* start The records *

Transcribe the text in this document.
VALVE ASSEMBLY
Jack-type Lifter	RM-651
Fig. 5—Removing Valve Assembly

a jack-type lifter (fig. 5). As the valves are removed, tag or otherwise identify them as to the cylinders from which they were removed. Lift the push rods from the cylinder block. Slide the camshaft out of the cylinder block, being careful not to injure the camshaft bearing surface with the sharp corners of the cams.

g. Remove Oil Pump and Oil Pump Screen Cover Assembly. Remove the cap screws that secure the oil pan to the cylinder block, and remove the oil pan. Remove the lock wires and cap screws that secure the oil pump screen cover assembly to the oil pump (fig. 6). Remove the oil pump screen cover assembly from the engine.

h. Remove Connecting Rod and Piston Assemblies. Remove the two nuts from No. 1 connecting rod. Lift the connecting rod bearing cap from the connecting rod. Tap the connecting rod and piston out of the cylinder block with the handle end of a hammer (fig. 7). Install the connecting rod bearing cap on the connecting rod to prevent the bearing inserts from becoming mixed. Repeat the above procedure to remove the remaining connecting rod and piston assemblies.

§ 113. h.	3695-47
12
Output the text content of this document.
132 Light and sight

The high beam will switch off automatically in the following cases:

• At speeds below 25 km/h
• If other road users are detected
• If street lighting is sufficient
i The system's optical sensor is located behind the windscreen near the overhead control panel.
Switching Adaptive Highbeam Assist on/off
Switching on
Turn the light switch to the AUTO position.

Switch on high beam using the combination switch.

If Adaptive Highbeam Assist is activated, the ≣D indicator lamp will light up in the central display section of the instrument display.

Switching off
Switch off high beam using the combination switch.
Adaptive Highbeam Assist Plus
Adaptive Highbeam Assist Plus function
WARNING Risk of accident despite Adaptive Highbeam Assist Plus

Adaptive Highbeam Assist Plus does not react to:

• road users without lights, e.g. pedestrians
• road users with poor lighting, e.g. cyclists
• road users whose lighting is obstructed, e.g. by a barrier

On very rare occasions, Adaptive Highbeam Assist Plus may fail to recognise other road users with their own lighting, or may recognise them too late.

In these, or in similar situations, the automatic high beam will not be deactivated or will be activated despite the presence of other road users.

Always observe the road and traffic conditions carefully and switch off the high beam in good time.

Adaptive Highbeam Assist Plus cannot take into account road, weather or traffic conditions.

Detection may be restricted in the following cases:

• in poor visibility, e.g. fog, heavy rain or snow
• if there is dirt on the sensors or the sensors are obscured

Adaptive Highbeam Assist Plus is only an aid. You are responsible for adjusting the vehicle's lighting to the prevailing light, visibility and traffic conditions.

* end The records *

▶ _Stated task_
Produce an exact copy of the whole listing.

▶ _Reply_
Transcribe the text in this document.
VALVE ASSEMBLY
Jack-type Lifter	RM-651
Fig. 5—Removing Valve Assembly

a jack-type lifter (fig. 5). As the valves are removed, tag or otherwise identify them as to the cylinders from which they were removed. Lift the push rods from the cylinder block. Slide the camshaft out of the cylinder block, being careful not to injure the camshaft bearing surface with the sharp corners of the cams.

g. Remove Oil Pump and Oil Pump Screen Cover Assembly. Remove the cap screws that secure the oil pan to the cylinder block, and remove the oil pan. Remove the lock wires and cap screws that secure the oil pump screen cover assembly to the oil pump (fig. 6). Remove the oil pump screen cover assembly from the engine.

h. Remove Connecting Rod and Piston Assemblies. Remove the two nuts from No. 1 connecting rod. Lift the connecting rod bearing cap from the connecting rod. Tap the connecting rod and piston out of the cylinder block with the handle end of a hammer (fig. 7). Install the connecting rod bearing cap on the connecting rod to prevent the bearing inserts from becoming mixed. Repeat the above procedure to remove the remaining connecting rod and piston assemblies.

§ 113. h.	3695-47
12
Output the text content of this document.
132 Light and sight

The high beam will switch off automatically in the following cases:

• At speeds below 25 km/h
• If other road users are detected
• If street lighting is sufficient
i The system's optical sensor is located behind the windscreen near the overhead control panel.
Switching Adaptive Highbeam Assist on/off
Switching on
Turn the light switch to the AUTO position.

Switch on high beam using the combination switch.

If Adaptive Highbeam Assist is activated, the ≣D indicator lamp will light up in the central display section of the instrument display.

Switching off
Switch off high beam using the combination switch.
Adaptive Highbeam Assist Plus
Adaptive Highbeam Assist Plus function
WARNING Risk of accident despite Adaptive Highbeam Assist Plus

Adaptive Highbeam Assist Plus does not react to:

• road users without lights, e.g. pedestrians
• road users with poor lighting, e.g. cyclists
• road users whose lighting is obstructed, e.g. by a barrier

On very rare occasions, Adaptive Highbeam Assist Plus may fail to recognise other road users with their own lighting, or may recognise them too late.

In these, or in similar situations, the automatic high beam will not be deactivated or will be activated despite the presence of other road users.

Always observe the road and traffic conditions carefully and switch off the high beam in good time.

Adaptive Highbeam Assist Plus cannot take into account road, weather or traffic conditions.

Detection may be restricted in the following cases:

• in poor visibility, e.g. fog, heavy rain or snow
• if there is dirt on the sensors or the sensors are obscured

Adaptive Highbeam Assist Plus is only an aid. You are responsible for adjusting the vehicle's lighting to the prevailing light, visibility and traffic conditions.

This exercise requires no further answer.